DATASET ENTRIES:

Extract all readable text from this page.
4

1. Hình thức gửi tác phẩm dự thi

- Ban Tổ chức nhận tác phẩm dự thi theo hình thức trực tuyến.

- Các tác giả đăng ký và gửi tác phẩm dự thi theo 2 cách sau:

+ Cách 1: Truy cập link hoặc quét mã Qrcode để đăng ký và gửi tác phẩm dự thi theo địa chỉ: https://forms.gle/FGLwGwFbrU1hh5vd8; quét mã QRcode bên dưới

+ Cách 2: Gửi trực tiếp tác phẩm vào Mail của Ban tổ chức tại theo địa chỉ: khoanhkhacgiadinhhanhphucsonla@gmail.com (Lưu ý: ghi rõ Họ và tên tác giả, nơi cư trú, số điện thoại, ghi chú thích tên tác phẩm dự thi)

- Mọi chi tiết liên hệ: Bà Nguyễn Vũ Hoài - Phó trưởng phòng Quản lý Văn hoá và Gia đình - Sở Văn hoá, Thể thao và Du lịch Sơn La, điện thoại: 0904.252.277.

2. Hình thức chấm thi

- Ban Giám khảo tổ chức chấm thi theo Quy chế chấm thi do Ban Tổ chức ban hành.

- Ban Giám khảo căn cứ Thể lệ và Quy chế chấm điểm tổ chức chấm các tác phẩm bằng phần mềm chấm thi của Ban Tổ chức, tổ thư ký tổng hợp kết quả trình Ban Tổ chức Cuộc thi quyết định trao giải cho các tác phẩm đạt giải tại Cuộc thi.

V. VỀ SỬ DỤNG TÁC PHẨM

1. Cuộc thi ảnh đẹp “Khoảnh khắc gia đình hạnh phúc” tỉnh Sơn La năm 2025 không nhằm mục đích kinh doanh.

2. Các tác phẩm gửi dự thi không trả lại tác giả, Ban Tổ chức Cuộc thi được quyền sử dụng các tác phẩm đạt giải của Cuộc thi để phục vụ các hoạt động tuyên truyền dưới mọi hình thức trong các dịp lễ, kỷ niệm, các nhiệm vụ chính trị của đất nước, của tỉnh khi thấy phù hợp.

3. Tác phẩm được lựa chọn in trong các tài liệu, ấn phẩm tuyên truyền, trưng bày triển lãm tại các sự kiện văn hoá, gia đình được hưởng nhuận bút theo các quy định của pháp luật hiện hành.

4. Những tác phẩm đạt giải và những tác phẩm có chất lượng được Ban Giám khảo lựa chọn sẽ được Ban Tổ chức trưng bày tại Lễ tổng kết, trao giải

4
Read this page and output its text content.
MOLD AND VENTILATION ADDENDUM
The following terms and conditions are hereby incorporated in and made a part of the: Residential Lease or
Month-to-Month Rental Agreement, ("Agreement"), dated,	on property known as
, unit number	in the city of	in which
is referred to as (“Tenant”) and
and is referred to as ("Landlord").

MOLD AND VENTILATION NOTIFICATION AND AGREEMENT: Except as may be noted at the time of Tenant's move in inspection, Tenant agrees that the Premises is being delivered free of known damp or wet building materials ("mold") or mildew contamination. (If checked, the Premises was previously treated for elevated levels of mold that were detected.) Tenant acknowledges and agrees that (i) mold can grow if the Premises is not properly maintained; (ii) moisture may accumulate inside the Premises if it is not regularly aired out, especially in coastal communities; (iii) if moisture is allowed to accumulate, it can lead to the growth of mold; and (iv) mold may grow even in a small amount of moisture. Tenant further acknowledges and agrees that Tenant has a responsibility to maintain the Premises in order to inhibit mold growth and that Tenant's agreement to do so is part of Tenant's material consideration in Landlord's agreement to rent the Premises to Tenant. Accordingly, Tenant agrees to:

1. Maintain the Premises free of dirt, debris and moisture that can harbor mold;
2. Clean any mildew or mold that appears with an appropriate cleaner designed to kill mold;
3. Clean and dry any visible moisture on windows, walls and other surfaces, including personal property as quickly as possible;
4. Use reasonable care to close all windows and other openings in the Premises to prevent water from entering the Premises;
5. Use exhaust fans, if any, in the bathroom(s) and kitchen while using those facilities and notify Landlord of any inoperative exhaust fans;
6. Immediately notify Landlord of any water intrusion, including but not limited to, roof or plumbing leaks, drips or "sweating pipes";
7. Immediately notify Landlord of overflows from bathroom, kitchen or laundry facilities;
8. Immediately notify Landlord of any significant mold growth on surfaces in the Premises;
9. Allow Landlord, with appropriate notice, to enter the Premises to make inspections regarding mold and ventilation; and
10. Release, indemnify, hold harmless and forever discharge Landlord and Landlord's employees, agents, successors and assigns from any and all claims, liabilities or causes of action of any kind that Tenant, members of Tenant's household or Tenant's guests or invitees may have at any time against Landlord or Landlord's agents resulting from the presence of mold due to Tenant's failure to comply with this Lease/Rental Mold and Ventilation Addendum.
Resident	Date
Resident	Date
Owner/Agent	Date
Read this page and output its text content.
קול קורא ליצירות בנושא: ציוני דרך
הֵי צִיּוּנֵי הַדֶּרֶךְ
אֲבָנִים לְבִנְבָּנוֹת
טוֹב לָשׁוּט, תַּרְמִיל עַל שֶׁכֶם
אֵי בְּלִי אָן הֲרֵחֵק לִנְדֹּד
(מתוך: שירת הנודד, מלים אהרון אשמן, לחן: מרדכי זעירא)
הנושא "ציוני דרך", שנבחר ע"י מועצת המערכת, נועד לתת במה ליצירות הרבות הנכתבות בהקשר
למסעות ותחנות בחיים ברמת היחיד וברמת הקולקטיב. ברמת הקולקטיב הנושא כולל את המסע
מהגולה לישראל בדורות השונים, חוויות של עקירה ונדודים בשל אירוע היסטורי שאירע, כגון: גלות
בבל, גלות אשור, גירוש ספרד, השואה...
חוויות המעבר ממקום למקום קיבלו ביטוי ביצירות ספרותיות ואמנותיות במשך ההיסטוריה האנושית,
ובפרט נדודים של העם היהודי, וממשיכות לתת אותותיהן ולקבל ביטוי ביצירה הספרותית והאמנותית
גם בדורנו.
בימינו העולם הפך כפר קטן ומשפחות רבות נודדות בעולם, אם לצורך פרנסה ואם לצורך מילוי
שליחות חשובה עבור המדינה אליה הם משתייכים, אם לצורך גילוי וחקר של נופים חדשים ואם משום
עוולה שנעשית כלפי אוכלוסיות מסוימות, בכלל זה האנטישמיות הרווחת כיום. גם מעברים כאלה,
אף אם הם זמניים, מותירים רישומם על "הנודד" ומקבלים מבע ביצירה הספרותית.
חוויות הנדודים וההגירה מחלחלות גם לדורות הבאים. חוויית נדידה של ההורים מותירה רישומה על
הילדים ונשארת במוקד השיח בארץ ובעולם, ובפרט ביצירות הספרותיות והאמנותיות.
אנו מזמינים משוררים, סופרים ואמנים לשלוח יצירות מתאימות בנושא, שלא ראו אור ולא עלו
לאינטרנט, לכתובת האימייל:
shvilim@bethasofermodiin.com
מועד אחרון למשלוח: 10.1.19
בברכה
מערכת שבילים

SHORT EXERCISE:
Your task is to repeat every entry exactly.

THE RESPONSE:
Extract all readable text from this page.
4

1. Hình thức gửi tác phẩm dự thi

- Ban Tổ chức nhận tác phẩm dự thi theo hình thức trực tuyến.

- Các tác giả đăng ký và gửi tác phẩm dự thi theo 2 cách sau:

+ Cách 1: Truy cập link hoặc quét mã Qrcode để đăng ký và gửi tác phẩm dự thi theo địa chỉ: https://forms.gle/FGLwGwFbrU1hh5vd8; quét mã QRcode bên dưới

+ Cách 2: Gửi trực tiếp tác phẩm vào Mail của Ban tổ chức tại theo địa chỉ: khoanhkhacgiadinhhanhphucsonla@gmail.com (Lưu ý: ghi rõ Họ và tên tác giả, nơi cư trú, số điện thoại, ghi chú thích tên tác phẩm dự thi)

- Mọi chi tiết liên hệ: Bà Nguyễn Vũ Hoài - Phó trưởng phòng Quản lý Văn hoá và Gia đình - Sở Văn hoá, Thể thao và Du lịch Sơn La, điện thoại: 0904.252.277.

2. Hình thức chấm thi

- Ban Giám khảo tổ chức chấm thi theo Quy chế chấm thi do Ban Tổ chức ban hành.

- Ban Giám khảo căn cứ Thể lệ và Quy chế chấm điểm tổ chức chấm các tác phẩm bằng phần mềm chấm thi của Ban Tổ chức, tổ thư ký tổng hợp kết quả trình Ban Tổ chức Cuộc thi quyết định trao giải cho các tác phẩm đạt giải tại Cuộc thi.

V. VỀ SỬ DỤNG TÁC PHẨM

1. Cuộc thi ảnh đẹp “Khoảnh khắc gia đình hạnh phúc” tỉnh Sơn La năm 2025 không nhằm mục đích kinh doanh.

2. Các tác phẩm gửi dự thi không trả lại tác giả, Ban Tổ chức Cuộc thi được quyền sử dụng các tác phẩm đạt giải của Cuộc thi để phục vụ các hoạt động tuyên truyền dưới mọi hình thức trong các dịp lễ, kỷ niệm, các nhiệm vụ chính trị của đất nước, của tỉnh khi thấy phù hợp.

3. Tác phẩm được lựa chọn in trong các tài liệu, ấn phẩm tuyên truyền, trưng bày triển lãm tại các sự kiện văn hoá, gia đình được hưởng nhuận bút theo các quy định của pháp luật hiện hành.

4. Những tác phẩm đạt giải và những tác phẩm có chất lượng được Ban Giám khảo lựa chọn sẽ được Ban Tổ chức trưng bày tại Lễ tổng kết, trao giải

4
Read this page and output its text content.
MOLD AND VENTILATION ADDENDUM
The following terms and conditions are hereby incorporated in and made a part of the: Residential Lease or
Month-to-Month Rental Agreement, ("Agreement"), dated,	on property known as
, unit number	in the city of	in which
is referred to as (“Tenant”) and
and is referred to as ("Landlord").

MOLD AND VENTILATION NOTIFICATION AND AGREEMENT: Except as may be noted at the time of Tenant's move in inspection, Tenant agrees that the Premises is being delivered free of known damp or wet building materials ("mold") or mildew contamination. (If checked, the Premises was previously treated for elevated levels of mold that were detected.) Tenant acknowledges and agrees that (i) mold can grow if the Premises is not properly maintained; (ii) moisture may accumulate inside the Premises if it is not regularly aired out, especially in coastal communities; (iii) if moisture is allowed to accumulate, it can lead to the growth of mold; and (iv) mold may grow even in a small amount of moisture. Tenant further acknowledges and agrees that Tenant has a responsibility to maintain the Premises in order to inhibit mold growth and that Tenant's agreement to do so is part of Tenant's material consideration in Landlord's agreement to rent the Premises to Tenant. Accordingly, Tenant agrees to:

1. Maintain the Premises free of dirt, debris and moisture that can harbor mold;
2. Clean any mildew or mold that appears with an appropriate cleaner designed to kill mold;
3. Clean and dry any visible moisture on windows, walls and other surfaces, including personal property as quickly as possible;
4. Use reasonable care to close all windows and other openings in the Premises to prevent water from entering the Premises;
5. Use exhaust fans, if any, in the bathroom(s) and kitchen while using those facilities and notify Landlord of any inoperative exhaust fans;
6. Immediately notify Landlord of any water intrusion, including but not limited to, roof or plumbing leaks, drips or "sweating pipes";
7. Immediately notify Landlord of overflows from bathroom, kitchen or laundry facilities;
8. Immediately notify Landlord of any significant mold growth on surfaces in the Premises;
9. Allow Landlord, with appropriate notice, to enter the Premises to make inspections regarding mold and ventilation; and
10. Release, indemnify, hold harmless and forever discharge Landlord and Landlord's employees, agents, successors and assigns from any and all claims, liabilities or causes of action of any kind that Tenant, members of Tenant's household or Tenant's guests or invitees may have at any time against Landlord or Landlord's agents resulting from the presence of mold due to Tenant's failure to comply with this Lease/Rental Mold and Ventilation Addendum.
Resident	Date
Resident	Date
Owner/Agent	Date
Read this page and output its text content.
קול קורא ליצירות בנושא: ציוני דרך
הֵי צִיּוּנֵי הַדֶּרֶךְ
אֲבָנִים לְבִנְבָּנוֹת
טוֹב לָשׁוּט, תַּרְמִיל עַל שֶׁכֶם
אֵי בְּלִי אָן הֲרֵחֵק לִנְדֹּד
(מתוך: שירת הנודד, מלים אהרון אשמן, לחן: מרדכי זעירא)
הנושא "ציוני דרך", שנבחר ע"י מועצת המערכת, נועד לתת במה ליצירות הרבות הנכתבות בהקשר
למסעות ותחנות בחיים ברמת היחיד וברמת הקולקטיב. ברמת הקולקטיב הנושא כולל את המסע
מהגולה לישראל בדורות השונים, חוויות של עקירה ונדודים בשל אירוע היסטורי שאירע, כגון: גלות
בבל, גלות אשור, גירוש ספרד, השואה...
חוויות המעבר ממקום למקום קיבלו ביטוי ביצירות ספרותיות ואמנותיות במשך ההיסטוריה האנושית,
ובפרט נדודים של העם היהודי, וממשיכות לתת אותותיהן ולקבל ביטוי ביצירה הספרותית והאמנותית
גם בדורנו.
בימינו העולם הפך כפר קטן ומשפחות רבות נודדות בעולם, אם לצורך פרנסה ואם לצורך מילוי
שליחות חשובה עבור המדינה אליה הם משתייכים, אם לצורך גילוי וחקר של נופים חדשים ואם משום
עוולה שנעשית כלפי אוכלוסיות מסוימות, בכלל זה האנטישמיות הרווחת כיום. גם מעברים כאלה,
אף אם הם זמניים, מותירים רישומם על "הנודד" ומקבלים מבע ביצירה הספרותית.
חוויות הנדודים וההגירה מחלחלות גם לדורות הבאים. חוויית נדידה של ההורים מותירה רישומה על
הילדים ונשארת במוקד השיח בארץ ובעולם, ובפרט ביצירות הספרותיות והאמנותיות.
אנו מזמינים משוררים, סופרים ואמנים לשלוח יצירות מתאימות בנושא, שלא ראו אור ולא עלו
לאינטרנט, לכתובת האימייל:
shvilim@bethasofermodiin.com
מועד אחרון למשלוח: 10.1.19
בברכה
מערכת שבילים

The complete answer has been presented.